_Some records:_

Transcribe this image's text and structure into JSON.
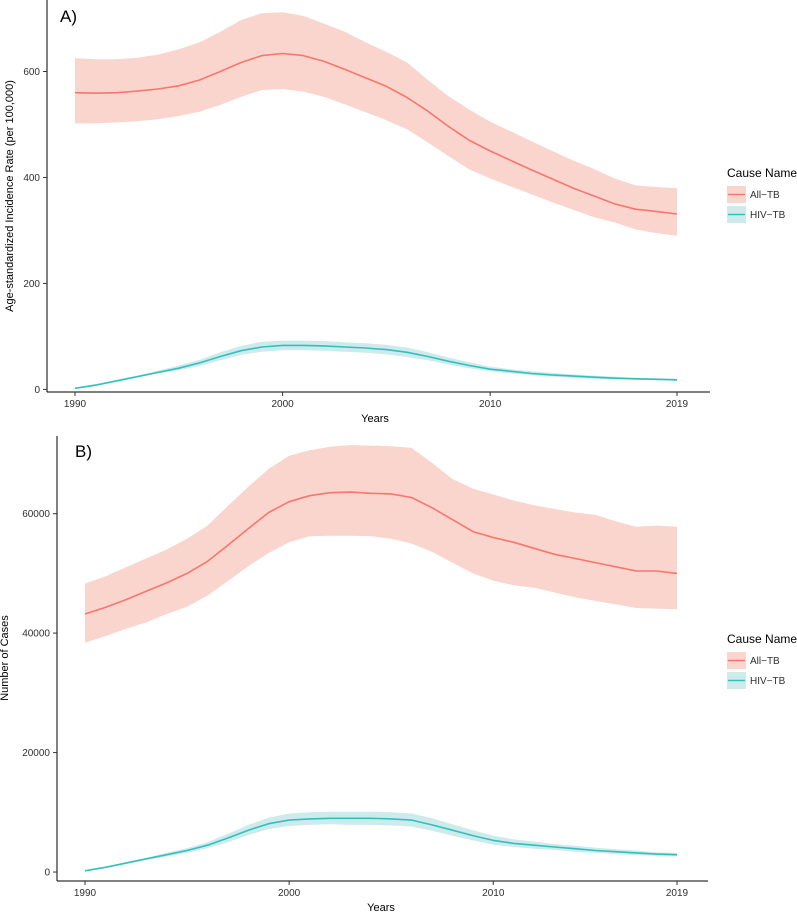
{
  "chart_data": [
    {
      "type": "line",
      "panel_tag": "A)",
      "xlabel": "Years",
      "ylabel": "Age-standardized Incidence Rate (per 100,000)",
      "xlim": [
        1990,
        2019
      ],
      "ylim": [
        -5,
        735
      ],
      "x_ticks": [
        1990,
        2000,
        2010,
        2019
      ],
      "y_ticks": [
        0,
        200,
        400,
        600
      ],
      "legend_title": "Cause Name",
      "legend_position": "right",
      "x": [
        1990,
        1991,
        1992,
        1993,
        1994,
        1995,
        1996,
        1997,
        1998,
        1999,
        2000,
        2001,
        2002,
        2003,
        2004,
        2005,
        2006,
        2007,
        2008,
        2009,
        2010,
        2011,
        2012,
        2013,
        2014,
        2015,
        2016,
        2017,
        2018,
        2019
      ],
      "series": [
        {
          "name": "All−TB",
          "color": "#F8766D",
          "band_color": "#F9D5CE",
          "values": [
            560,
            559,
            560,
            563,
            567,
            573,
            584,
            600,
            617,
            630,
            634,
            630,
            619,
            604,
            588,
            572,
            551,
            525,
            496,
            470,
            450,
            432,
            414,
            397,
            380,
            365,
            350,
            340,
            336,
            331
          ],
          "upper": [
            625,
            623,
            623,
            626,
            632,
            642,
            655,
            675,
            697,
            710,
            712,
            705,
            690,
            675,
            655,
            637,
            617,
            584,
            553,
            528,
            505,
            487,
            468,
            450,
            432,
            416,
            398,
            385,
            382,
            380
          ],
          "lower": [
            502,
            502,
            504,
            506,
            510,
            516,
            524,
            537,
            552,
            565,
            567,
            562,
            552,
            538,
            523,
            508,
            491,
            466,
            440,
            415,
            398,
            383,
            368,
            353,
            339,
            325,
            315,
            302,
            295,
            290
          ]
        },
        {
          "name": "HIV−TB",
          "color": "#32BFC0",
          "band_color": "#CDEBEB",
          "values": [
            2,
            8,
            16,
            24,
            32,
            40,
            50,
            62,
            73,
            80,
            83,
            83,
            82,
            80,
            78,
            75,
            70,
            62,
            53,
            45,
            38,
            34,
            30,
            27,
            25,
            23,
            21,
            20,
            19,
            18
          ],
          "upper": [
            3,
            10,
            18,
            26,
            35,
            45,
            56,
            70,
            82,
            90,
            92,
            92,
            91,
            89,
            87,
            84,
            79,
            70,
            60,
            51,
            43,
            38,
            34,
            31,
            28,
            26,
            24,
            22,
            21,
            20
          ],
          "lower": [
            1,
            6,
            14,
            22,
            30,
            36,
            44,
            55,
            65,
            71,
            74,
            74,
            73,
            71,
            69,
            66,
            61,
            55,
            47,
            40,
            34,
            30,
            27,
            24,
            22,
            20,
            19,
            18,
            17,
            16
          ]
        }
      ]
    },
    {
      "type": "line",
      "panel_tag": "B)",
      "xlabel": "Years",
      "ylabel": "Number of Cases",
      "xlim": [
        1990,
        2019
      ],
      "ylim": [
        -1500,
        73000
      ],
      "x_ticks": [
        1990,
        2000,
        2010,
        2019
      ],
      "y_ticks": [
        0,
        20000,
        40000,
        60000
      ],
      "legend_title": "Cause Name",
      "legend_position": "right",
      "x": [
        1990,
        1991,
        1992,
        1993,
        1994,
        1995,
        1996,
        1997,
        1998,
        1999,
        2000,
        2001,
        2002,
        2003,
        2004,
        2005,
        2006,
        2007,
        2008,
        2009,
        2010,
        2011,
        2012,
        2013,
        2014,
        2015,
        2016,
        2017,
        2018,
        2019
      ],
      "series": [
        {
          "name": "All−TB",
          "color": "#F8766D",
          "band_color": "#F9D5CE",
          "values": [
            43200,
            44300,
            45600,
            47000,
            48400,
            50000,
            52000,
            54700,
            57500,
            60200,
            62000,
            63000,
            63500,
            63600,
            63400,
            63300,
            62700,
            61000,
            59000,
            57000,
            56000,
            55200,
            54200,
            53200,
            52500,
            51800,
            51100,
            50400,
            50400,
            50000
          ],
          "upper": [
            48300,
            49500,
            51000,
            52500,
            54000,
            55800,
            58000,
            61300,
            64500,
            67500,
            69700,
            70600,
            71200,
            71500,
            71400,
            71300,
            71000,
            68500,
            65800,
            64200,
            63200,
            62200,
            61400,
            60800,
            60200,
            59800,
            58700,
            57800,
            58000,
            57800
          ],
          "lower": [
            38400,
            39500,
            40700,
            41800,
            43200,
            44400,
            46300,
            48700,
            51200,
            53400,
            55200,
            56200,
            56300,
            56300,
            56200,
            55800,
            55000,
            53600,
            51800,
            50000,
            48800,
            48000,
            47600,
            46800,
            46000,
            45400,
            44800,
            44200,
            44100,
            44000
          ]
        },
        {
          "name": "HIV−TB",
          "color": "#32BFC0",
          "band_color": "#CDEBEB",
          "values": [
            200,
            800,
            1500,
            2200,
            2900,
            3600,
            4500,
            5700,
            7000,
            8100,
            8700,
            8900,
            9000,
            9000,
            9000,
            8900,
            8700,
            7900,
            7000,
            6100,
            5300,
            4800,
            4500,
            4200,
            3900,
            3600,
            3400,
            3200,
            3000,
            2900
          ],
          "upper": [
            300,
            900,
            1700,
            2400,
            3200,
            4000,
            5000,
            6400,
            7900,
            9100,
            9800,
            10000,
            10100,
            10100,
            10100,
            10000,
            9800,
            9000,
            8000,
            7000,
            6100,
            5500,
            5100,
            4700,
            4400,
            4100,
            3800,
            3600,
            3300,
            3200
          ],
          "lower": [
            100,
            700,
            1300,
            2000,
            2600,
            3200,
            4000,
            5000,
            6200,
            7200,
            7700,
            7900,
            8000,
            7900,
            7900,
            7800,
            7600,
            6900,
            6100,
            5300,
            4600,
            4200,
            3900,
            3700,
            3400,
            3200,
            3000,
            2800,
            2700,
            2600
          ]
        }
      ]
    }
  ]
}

--

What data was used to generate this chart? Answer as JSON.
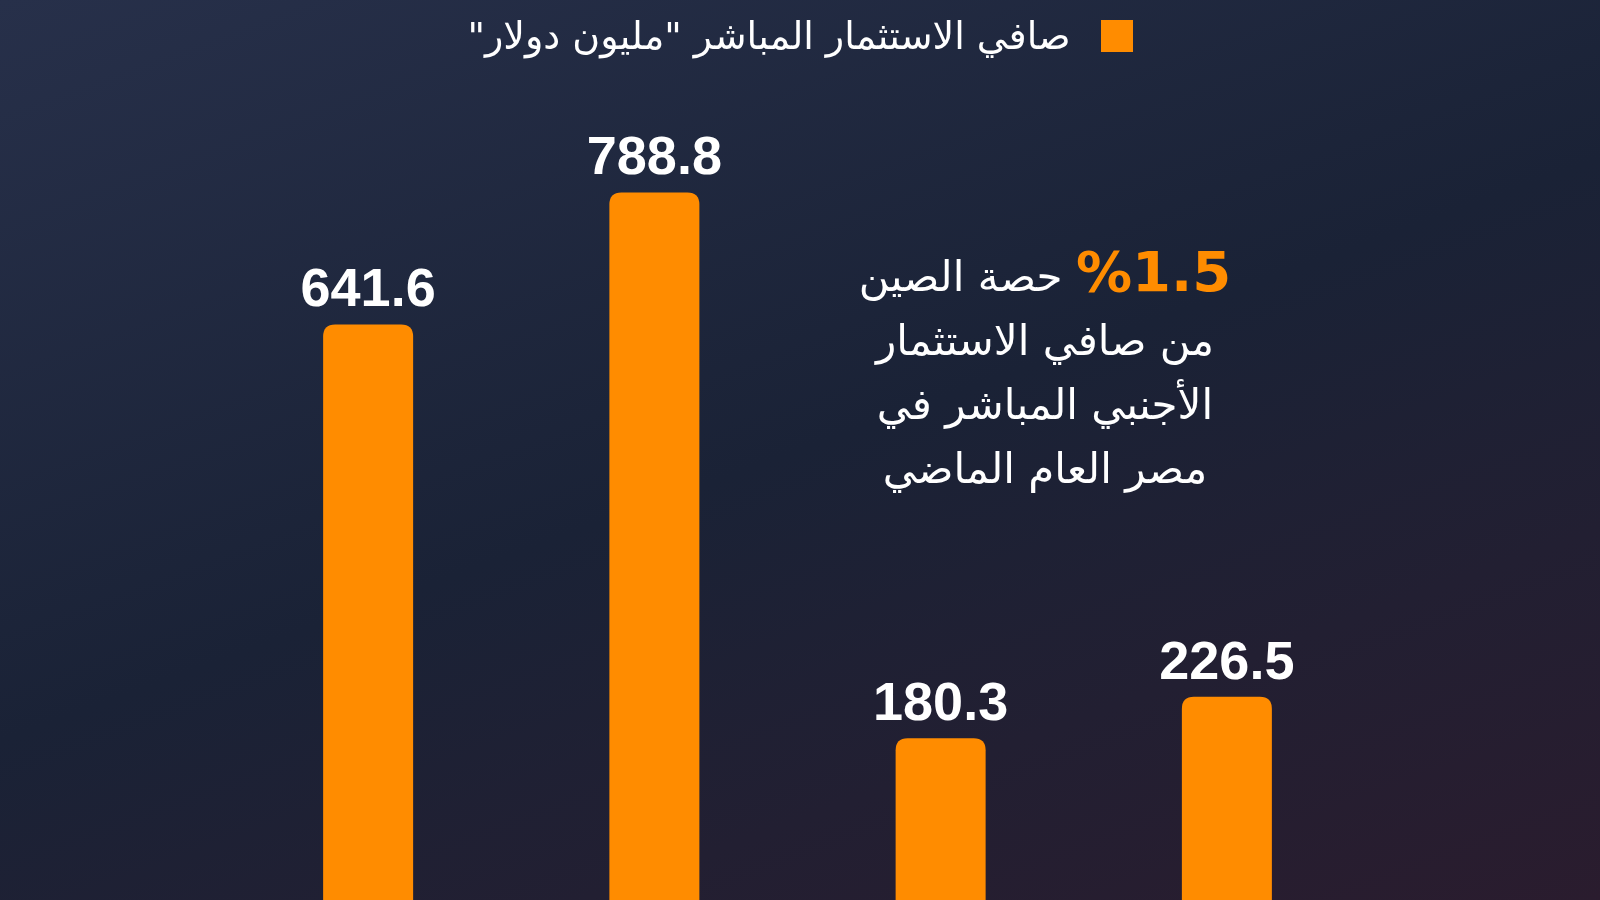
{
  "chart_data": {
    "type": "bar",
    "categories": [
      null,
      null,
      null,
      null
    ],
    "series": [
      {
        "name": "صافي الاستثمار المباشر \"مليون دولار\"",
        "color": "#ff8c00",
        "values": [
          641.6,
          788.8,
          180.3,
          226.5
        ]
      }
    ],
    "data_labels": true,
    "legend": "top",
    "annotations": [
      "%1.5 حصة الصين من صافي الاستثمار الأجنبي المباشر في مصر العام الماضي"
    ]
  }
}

_Stated task:_ Identify every line above with the string "JSON" in it. Copy those lines.

_Answer below:_
Transcribe this image's text and structure into JSON.
What data was used to generate this chart? Answer as JSON.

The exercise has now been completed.